(Stored data)
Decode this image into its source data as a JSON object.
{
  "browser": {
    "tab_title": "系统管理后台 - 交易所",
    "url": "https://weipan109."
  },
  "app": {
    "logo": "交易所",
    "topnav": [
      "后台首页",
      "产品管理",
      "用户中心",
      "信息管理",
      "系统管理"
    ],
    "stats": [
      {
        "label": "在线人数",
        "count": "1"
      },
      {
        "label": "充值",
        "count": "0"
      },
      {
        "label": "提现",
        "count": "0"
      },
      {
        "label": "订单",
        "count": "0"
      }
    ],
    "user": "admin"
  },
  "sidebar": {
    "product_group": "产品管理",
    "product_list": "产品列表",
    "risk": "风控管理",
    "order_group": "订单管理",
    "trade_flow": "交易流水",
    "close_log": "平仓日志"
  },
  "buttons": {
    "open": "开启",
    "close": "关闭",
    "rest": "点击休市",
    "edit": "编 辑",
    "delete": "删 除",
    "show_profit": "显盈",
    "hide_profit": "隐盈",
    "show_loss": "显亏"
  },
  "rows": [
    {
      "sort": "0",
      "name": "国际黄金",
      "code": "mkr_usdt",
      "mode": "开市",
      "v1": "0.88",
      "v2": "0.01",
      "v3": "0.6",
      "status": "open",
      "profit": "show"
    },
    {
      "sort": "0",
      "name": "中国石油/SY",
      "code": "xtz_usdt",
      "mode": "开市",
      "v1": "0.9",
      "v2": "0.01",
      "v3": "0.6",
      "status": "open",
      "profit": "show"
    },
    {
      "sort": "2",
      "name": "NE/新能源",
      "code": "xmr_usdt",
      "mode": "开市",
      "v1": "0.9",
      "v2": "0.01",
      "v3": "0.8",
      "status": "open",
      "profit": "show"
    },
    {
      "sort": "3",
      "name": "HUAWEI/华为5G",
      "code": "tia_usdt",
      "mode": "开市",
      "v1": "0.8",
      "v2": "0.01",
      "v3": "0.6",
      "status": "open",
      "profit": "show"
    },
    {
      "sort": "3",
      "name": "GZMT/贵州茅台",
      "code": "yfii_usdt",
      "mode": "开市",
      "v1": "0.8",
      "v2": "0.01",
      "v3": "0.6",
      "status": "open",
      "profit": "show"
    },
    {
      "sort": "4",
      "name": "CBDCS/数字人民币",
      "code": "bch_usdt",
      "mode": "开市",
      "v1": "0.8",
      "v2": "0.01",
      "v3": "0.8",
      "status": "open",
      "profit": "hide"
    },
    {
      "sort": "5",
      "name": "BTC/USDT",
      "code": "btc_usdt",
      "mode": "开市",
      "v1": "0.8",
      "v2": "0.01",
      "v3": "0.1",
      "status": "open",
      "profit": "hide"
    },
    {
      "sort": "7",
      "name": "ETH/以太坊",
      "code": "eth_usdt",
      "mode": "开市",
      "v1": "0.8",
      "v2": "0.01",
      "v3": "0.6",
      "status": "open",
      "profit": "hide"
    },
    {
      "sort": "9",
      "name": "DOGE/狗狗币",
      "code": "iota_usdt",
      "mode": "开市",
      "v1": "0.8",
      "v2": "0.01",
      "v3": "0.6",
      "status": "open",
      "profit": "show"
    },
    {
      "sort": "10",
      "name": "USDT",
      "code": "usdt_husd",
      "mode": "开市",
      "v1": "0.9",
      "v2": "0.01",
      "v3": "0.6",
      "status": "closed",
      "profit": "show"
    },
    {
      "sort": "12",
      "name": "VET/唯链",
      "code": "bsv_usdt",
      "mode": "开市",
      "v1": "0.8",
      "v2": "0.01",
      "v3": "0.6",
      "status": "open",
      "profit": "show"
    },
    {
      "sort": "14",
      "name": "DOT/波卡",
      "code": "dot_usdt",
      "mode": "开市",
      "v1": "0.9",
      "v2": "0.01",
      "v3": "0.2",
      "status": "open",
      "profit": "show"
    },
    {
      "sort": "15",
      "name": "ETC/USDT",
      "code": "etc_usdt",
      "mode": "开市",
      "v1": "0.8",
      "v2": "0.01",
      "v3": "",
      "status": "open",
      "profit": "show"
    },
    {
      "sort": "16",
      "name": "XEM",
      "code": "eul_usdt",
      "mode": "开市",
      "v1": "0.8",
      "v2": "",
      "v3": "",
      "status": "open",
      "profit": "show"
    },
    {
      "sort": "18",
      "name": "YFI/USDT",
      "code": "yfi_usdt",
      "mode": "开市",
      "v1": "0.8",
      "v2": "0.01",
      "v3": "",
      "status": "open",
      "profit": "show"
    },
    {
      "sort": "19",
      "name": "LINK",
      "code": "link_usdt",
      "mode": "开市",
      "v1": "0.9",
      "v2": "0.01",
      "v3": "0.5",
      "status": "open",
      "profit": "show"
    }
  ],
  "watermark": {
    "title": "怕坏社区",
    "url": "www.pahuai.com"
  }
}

TASK TO CARRY OUT:
Write out every record, exactly as written.

EXERCISE RESULT:
Decode this image into its source data as a JSON object.
{
  "browser": {
    "tab_title": "系统管理后台 - 交易所",
    "url": "https://weipan109."
  },
  "app": {
    "logo": "交易所",
    "topnav": [
      "后台首页",
      "产品管理",
      "用户中心",
      "信息管理",
      "系统管理"
    ],
    "stats": [
      {
        "label": "在线人数",
        "count": "1"
      },
      {
        "label": "充值",
        "count": "0"
      },
      {
        "label": "提现",
        "count": "0"
      },
      {
        "label": "订单",
        "count": "0"
      }
    ],
    "user": "admin"
  },
  "sidebar": {
    "product_group": "产品管理",
    "product_list": "产品列表",
    "risk": "风控管理",
    "order_group": "订单管理",
    "trade_flow": "交易流水",
    "close_log": "平仓日志"
  },
  "buttons": {
    "open": "开启",
    "close": "关闭",
    "rest": "点击休市",
    "edit": "编 辑",
    "delete": "删 除",
    "show_profit": "显盈",
    "hide_profit": "隐盈",
    "show_loss": "显亏"
  },
  "rows": [
    {
      "sort": "0",
      "name": "国际黄金",
      "code": "mkr_usdt",
      "mode": "开市",
      "v1": "0.88",
      "v2": "0.01",
      "v3": "0.6",
      "status": "open",
      "profit": "show"
    },
    {
      "sort": "0",
      "name": "中国石油/SY",
      "code": "xtz_usdt",
      "mode": "开市",
      "v1": "0.9",
      "v2": "0.01",
      "v3": "0.6",
      "status": "open",
      "profit": "show"
    },
    {
      "sort": "2",
      "name": "NE/新能源",
      "code": "xmr_usdt",
      "mode": "开市",
      "v1": "0.9",
      "v2": "0.01",
      "v3": "0.8",
      "status": "open",
      "profit": "show"
    },
    {
      "sort": "3",
      "name": "HUAWEI/华为5G",
      "code": "tia_usdt",
      "mode": "开市",
      "v1": "0.8",
      "v2": "0.01",
      "v3": "0.6",
      "status": "open",
      "profit": "show"
    },
    {
      "sort": "3",
      "name": "GZMT/贵州茅台",
      "code": "yfii_usdt",
      "mode": "开市",
      "v1": "0.8",
      "v2": "0.01",
      "v3": "0.6",
      "status": "open",
      "profit": "show"
    },
    {
      "sort": "4",
      "name": "CBDCS/数字人民币",
      "code": "bch_usdt",
      "mode": "开市",
      "v1": "0.8",
      "v2": "0.01",
      "v3": "0.8",
      "status": "open",
      "profit": "hide"
    },
    {
      "sort": "5",
      "name": "BTC/USDT",
      "code": "btc_usdt",
      "mode": "开市",
      "v1": "0.8",
      "v2": "0.01",
      "v3": "0.1",
      "status": "open",
      "profit": "hide"
    },
    {
      "sort": "7",
      "name": "ETH/以太坊",
      "code": "eth_usdt",
      "mode": "开市",
      "v1": "0.8",
      "v2": "0.01",
      "v3": "0.6",
      "status": "open",
      "profit": "hide"
    },
    {
      "sort": "9",
      "name": "DOGE/狗狗币",
      "code": "iota_usdt",
      "mode": "开市",
      "v1": "0.8",
      "v2": "0.01",
      "v3": "0.6",
      "status": "open",
      "profit": "show"
    },
    {
      "sort": "10",
      "name": "USDT",
      "code": "usdt_husd",
      "mode": "开市",
      "v1": "0.9",
      "v2": "0.01",
      "v3": "0.6",
      "status": "closed",
      "profit": "show"
    },
    {
      "sort": "12",
      "name": "VET/唯链",
      "code": "bsv_usdt",
      "mode": "开市",
      "v1": "0.8",
      "v2": "0.01",
      "v3": "0.6",
      "status": "open",
      "profit": "show"
    },
    {
      "sort": "14",
      "name": "DOT/波卡",
      "code": "dot_usdt",
      "mode": "开市",
      "v1": "0.9",
      "v2": "0.01",
      "v3": "0.2",
      "status": "open",
      "profit": "show"
    },
    {
      "sort": "15",
      "name": "ETC/USDT",
      "code": "etc_usdt",
      "mode": "开市",
      "v1": "0.8",
      "v2": "0.01",
      "v3": "",
      "status": "open",
      "profit": "show"
    },
    {
      "sort": "16",
      "name": "XEM",
      "code": "eul_usdt",
      "mode": "开市",
      "v1": "0.8",
      "v2": "",
      "v3": "",
      "status": "open",
      "profit": "show"
    },
    {
      "sort": "18",
      "name": "YFI/USDT",
      "code": "yfi_usdt",
      "mode": "开市",
      "v1": "0.8",
      "v2": "0.01",
      "v3": "",
      "status": "open",
      "profit": "show"
    },
    {
      "sort": "19",
      "name": "LINK",
      "code": "link_usdt",
      "mode": "开市",
      "v1": "0.9",
      "v2": "0.01",
      "v3": "0.5",
      "status": "open",
      "profit": "show"
    }
  ],
  "watermark": {
    "title": "怕坏社区",
    "url": "www.pahuai.com"
  }
}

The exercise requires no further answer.